┌─ 연습 데이터

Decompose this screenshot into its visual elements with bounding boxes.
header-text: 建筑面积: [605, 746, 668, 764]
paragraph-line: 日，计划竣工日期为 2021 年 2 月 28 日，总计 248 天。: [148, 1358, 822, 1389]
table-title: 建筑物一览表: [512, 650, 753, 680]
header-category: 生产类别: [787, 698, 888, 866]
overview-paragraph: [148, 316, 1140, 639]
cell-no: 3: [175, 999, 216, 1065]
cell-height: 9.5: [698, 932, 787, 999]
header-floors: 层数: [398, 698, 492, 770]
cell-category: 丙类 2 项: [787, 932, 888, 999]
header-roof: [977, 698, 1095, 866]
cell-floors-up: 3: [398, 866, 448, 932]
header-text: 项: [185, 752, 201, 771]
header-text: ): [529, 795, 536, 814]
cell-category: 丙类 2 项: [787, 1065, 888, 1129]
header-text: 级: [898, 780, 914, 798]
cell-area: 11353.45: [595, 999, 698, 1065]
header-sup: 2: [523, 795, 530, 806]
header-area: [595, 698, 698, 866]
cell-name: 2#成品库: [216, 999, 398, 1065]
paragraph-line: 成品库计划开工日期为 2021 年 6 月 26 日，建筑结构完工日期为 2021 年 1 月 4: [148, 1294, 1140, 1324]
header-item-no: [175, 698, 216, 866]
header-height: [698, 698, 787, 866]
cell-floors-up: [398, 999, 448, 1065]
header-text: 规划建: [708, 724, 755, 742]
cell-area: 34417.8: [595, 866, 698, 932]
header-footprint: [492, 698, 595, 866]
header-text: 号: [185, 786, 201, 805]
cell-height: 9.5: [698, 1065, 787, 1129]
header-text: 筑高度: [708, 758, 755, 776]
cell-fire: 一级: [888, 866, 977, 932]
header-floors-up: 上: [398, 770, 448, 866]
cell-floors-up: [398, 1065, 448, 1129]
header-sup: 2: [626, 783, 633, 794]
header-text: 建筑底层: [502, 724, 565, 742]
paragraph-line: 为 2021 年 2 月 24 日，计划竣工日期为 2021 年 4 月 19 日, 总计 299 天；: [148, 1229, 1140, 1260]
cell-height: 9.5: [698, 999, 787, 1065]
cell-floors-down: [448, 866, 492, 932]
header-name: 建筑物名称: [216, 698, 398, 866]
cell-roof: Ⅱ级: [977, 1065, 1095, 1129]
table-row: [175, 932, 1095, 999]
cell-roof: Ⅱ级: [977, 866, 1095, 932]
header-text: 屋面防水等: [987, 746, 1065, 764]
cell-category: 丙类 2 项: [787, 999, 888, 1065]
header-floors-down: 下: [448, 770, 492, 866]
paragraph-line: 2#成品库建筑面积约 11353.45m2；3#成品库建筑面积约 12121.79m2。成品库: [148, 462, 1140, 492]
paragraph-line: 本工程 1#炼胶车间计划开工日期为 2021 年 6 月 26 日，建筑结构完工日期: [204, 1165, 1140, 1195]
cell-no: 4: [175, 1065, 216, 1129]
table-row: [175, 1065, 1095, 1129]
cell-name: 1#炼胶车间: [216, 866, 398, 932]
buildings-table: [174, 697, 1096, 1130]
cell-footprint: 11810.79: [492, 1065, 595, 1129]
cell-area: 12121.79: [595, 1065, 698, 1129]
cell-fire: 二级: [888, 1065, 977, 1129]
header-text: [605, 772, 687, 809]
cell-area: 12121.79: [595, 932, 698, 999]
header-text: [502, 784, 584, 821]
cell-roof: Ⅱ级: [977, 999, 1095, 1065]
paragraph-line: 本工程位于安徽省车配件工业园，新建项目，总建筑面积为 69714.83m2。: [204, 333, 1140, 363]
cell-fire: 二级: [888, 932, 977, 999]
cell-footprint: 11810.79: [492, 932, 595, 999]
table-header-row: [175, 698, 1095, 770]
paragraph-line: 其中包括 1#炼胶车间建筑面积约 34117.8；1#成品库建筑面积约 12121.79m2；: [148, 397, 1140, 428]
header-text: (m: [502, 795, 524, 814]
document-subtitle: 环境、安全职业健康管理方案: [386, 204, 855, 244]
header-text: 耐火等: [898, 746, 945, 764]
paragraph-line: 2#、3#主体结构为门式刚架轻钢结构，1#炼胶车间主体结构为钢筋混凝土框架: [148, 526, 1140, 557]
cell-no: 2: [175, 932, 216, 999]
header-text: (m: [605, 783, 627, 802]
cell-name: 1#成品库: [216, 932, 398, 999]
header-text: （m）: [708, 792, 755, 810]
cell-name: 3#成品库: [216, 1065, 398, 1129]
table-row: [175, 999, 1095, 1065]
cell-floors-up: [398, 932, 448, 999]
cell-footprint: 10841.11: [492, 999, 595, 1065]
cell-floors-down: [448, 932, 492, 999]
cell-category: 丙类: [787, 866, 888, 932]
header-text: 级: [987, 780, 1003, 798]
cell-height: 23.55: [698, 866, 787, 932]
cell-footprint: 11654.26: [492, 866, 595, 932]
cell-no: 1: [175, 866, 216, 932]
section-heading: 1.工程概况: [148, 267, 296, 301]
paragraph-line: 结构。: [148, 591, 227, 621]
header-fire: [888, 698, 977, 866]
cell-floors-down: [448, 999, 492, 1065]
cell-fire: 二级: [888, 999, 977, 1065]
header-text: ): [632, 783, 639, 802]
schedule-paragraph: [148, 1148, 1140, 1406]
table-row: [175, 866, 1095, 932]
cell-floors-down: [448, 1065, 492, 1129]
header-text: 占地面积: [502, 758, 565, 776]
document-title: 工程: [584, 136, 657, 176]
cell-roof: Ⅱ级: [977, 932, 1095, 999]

└─

— 수행 과제 —
위 기록의 모든 줄을 하나도 바꾸지 말고 그대로 다시 적으세요.

— 정답 —
Decompose this screenshot into its visual elements with bounding boxes.
header-text: 建筑面积: [605, 746, 668, 764]
paragraph-line: 日，计划竣工日期为 2021 年 2 月 28 日，总计 248 天。: [148, 1358, 822, 1389]
table-title: 建筑物一览表: [512, 650, 753, 680]
header-category: 生产类别: [787, 698, 888, 866]
overview-paragraph: [148, 316, 1140, 639]
cell-no: 3: [175, 999, 216, 1065]
cell-height: 9.5: [698, 932, 787, 999]
header-floors: 层数: [398, 698, 492, 770]
cell-category: 丙类 2 项: [787, 932, 888, 999]
header-roof: [977, 698, 1095, 866]
cell-floors-up: 3: [398, 866, 448, 932]
header-text: 项: [185, 752, 201, 771]
header-text: ): [529, 795, 536, 814]
cell-category: 丙类 2 项: [787, 1065, 888, 1129]
header-text: 级: [898, 780, 914, 798]
cell-area: 11353.45: [595, 999, 698, 1065]
header-sup: 2: [523, 795, 530, 806]
header-area: [595, 698, 698, 866]
cell-name: 2#成品库: [216, 999, 398, 1065]
paragraph-line: 成品库计划开工日期为 2021 年 6 月 26 日，建筑结构完工日期为 2021 年 1 月 4: [148, 1294, 1140, 1324]
header-item-no: [175, 698, 216, 866]
header-height: [698, 698, 787, 866]
cell-floors-up: [398, 999, 448, 1065]
header-text: 规划建: [708, 724, 755, 742]
cell-area: 34417.8: [595, 866, 698, 932]
header-footprint: [492, 698, 595, 866]
header-text: 号: [185, 786, 201, 805]
cell-height: 9.5: [698, 1065, 787, 1129]
header-text: 筑高度: [708, 758, 755, 776]
cell-fire: 一级: [888, 866, 977, 932]
header-floors-up: 上: [398, 770, 448, 866]
cell-floors-up: [398, 1065, 448, 1129]
header-sup: 2: [626, 783, 633, 794]
header-text: 建筑底层: [502, 724, 565, 742]
paragraph-line: 为 2021 年 2 月 24 日，计划竣工日期为 2021 年 4 月 19 日, 总计 299 天；: [148, 1229, 1140, 1260]
cell-height: 9.5: [698, 999, 787, 1065]
cell-floors-down: [448, 866, 492, 932]
header-name: 建筑物名称: [216, 698, 398, 866]
cell-roof: Ⅱ级: [977, 1065, 1095, 1129]
table-row: [175, 932, 1095, 999]
cell-roof: Ⅱ级: [977, 866, 1095, 932]
header-text: 屋面防水等: [987, 746, 1065, 764]
cell-category: 丙类 2 项: [787, 999, 888, 1065]
header-floors-down: 下: [448, 770, 492, 866]
paragraph-line: 2#成品库建筑面积约 11353.45m2；3#成品库建筑面积约 12121.79m2。成品库: [148, 462, 1140, 492]
paragraph-line: 本工程 1#炼胶车间计划开工日期为 2021 年 6 月 26 日，建筑结构完工日期: [204, 1165, 1140, 1195]
cell-no: 4: [175, 1065, 216, 1129]
table-row: [175, 1065, 1095, 1129]
cell-name: 1#炼胶车间: [216, 866, 398, 932]
buildings-table: [174, 697, 1096, 1130]
cell-footprint: 11810.79: [492, 1065, 595, 1129]
cell-area: 12121.79: [595, 1065, 698, 1129]
cell-fire: 二级: [888, 1065, 977, 1129]
header-text: [605, 772, 687, 809]
cell-area: 12121.79: [595, 932, 698, 999]
header-text: [502, 784, 584, 821]
cell-roof: Ⅱ级: [977, 999, 1095, 1065]
paragraph-line: 本工程位于安徽省车配件工业园，新建项目，总建筑面积为 69714.83m2。: [204, 333, 1140, 363]
cell-fire: 二级: [888, 932, 977, 999]
cell-footprint: 11810.79: [492, 932, 595, 999]
table-header-row: [175, 698, 1095, 770]
paragraph-line: 其中包括 1#炼胶车间建筑面积约 34117.8；1#成品库建筑面积约 12121.79m2；: [148, 397, 1140, 428]
header-text: (m: [502, 795, 524, 814]
document-subtitle: 环境、安全职业健康管理方案: [386, 204, 855, 244]
header-text: 耐火等: [898, 746, 945, 764]
paragraph-line: 2#、3#主体结构为门式刚架轻钢结构，1#炼胶车间主体结构为钢筋混凝土框架: [148, 526, 1140, 557]
cell-no: 2: [175, 932, 216, 999]
header-text: (m: [605, 783, 627, 802]
cell-name: 1#成品库: [216, 932, 398, 999]
header-text: （m）: [708, 792, 755, 810]
cell-name: 3#成品库: [216, 1065, 398, 1129]
table-row: [175, 999, 1095, 1065]
cell-floors-up: [398, 932, 448, 999]
cell-footprint: 10841.11: [492, 999, 595, 1065]
cell-floors-down: [448, 932, 492, 999]
cell-category: 丙类: [787, 866, 888, 932]
header-text: 级: [987, 780, 1003, 798]
cell-height: 23.55: [698, 866, 787, 932]
cell-footprint: 11654.26: [492, 866, 595, 932]
cell-no: 1: [175, 866, 216, 932]
section-heading: 1.工程概况: [148, 267, 296, 301]
paragraph-line: 结构。: [148, 591, 227, 621]
header-fire: [888, 698, 977, 866]
cell-floors-down: [448, 999, 492, 1065]
cell-fire: 二级: [888, 999, 977, 1065]
header-text: ): [632, 783, 639, 802]
schedule-paragraph: [148, 1148, 1140, 1406]
table-row: [175, 866, 1095, 932]
cell-floors-down: [448, 1065, 492, 1129]
header-text: 占地面积: [502, 758, 565, 776]
document-title: 工程: [584, 136, 657, 176]
cell-roof: Ⅱ级: [977, 932, 1095, 999]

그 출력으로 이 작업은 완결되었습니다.